--- start of Given information ---

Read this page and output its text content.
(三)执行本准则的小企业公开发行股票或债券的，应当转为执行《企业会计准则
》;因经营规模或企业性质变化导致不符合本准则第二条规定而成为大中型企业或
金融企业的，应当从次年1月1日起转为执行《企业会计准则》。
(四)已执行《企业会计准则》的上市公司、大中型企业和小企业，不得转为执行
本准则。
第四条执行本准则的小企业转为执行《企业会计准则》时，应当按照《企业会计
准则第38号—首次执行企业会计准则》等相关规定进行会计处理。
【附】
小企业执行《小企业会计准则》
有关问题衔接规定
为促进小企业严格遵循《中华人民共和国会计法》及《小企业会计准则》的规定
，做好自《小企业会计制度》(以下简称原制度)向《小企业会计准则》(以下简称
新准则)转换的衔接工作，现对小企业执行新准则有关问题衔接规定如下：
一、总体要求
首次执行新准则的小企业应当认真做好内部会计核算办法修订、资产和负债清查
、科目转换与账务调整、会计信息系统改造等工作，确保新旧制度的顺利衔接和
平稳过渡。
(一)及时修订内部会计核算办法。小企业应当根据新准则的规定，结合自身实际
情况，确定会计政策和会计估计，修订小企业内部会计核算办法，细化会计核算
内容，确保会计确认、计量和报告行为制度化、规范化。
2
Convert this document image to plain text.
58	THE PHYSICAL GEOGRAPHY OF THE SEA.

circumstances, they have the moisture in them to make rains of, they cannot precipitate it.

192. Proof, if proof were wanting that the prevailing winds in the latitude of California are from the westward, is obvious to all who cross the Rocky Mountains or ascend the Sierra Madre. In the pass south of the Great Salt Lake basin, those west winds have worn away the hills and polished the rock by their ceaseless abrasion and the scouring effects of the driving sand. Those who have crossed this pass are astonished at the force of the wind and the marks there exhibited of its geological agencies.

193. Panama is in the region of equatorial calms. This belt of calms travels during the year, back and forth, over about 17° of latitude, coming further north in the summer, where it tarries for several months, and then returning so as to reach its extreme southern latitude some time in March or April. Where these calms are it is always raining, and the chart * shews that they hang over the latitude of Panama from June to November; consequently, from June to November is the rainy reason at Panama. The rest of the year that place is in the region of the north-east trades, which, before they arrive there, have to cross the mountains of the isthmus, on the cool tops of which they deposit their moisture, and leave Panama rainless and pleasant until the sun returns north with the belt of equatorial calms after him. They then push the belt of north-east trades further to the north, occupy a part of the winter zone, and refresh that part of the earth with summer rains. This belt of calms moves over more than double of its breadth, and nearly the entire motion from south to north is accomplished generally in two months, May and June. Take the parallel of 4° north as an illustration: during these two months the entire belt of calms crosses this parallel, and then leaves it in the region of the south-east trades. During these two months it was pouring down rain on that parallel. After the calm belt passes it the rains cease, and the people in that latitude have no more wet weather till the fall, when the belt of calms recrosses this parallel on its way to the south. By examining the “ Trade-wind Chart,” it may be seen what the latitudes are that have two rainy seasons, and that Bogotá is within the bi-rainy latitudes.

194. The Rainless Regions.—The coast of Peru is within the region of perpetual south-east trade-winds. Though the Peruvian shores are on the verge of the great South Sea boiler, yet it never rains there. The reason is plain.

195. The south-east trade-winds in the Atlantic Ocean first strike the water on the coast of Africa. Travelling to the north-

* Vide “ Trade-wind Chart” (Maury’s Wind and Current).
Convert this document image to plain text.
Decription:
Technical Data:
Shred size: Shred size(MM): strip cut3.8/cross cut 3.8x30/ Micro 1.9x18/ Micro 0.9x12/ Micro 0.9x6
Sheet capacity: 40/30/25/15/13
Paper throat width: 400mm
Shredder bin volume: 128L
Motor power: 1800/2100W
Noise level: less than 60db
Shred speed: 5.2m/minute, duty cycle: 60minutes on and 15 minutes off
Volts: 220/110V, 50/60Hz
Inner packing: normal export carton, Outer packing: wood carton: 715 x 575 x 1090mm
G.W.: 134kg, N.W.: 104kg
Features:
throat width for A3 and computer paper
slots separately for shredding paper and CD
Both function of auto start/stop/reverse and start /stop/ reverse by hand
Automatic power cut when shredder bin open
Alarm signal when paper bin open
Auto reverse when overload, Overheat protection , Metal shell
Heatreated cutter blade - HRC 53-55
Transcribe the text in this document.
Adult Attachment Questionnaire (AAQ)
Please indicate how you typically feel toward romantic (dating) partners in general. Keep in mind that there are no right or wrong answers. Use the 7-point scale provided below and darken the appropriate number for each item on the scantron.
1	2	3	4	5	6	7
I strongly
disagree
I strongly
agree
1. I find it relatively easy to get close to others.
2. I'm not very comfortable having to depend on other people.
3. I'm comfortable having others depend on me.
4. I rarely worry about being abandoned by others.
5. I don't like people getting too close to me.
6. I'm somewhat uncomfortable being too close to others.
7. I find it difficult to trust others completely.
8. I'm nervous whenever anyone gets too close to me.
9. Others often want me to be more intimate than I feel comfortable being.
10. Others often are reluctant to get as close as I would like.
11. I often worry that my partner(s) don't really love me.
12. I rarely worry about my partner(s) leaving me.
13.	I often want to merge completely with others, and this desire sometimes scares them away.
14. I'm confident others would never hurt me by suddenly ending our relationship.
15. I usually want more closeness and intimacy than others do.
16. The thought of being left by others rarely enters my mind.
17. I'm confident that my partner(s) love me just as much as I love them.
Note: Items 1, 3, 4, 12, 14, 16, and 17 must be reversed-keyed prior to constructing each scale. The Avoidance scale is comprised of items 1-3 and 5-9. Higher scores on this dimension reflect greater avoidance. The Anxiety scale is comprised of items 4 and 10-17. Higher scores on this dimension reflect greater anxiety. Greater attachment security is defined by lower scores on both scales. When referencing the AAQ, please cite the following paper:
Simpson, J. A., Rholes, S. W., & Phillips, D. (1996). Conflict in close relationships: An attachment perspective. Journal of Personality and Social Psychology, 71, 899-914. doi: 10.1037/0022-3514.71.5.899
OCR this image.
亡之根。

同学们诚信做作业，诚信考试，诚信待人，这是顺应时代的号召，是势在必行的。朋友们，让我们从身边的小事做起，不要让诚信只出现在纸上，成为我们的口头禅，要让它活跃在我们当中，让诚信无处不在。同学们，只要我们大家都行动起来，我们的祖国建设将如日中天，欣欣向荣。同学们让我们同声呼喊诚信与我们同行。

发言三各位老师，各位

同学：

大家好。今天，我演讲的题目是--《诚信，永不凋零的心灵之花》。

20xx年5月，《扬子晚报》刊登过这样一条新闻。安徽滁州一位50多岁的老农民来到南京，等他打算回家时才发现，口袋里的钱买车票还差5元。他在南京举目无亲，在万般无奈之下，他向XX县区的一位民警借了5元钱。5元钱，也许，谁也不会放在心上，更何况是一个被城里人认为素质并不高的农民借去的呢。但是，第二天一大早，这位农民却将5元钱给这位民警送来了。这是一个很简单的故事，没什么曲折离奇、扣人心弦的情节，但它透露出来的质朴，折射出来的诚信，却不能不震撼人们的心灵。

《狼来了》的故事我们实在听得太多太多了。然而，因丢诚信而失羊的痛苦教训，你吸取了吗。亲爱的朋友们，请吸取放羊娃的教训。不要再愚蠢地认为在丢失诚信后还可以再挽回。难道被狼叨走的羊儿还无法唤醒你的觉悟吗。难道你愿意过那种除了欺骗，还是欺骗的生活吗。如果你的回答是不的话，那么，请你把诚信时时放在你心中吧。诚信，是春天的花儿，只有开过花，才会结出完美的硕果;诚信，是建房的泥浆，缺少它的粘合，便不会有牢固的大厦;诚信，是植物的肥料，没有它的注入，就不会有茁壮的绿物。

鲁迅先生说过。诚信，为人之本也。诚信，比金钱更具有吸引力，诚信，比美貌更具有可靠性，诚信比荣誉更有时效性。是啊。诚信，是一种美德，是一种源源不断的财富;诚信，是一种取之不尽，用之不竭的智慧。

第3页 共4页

--- end of Given information ---

Give the count of lines in the listing that hold the word "love", with no other text.

§ **Answer to this exercise**
2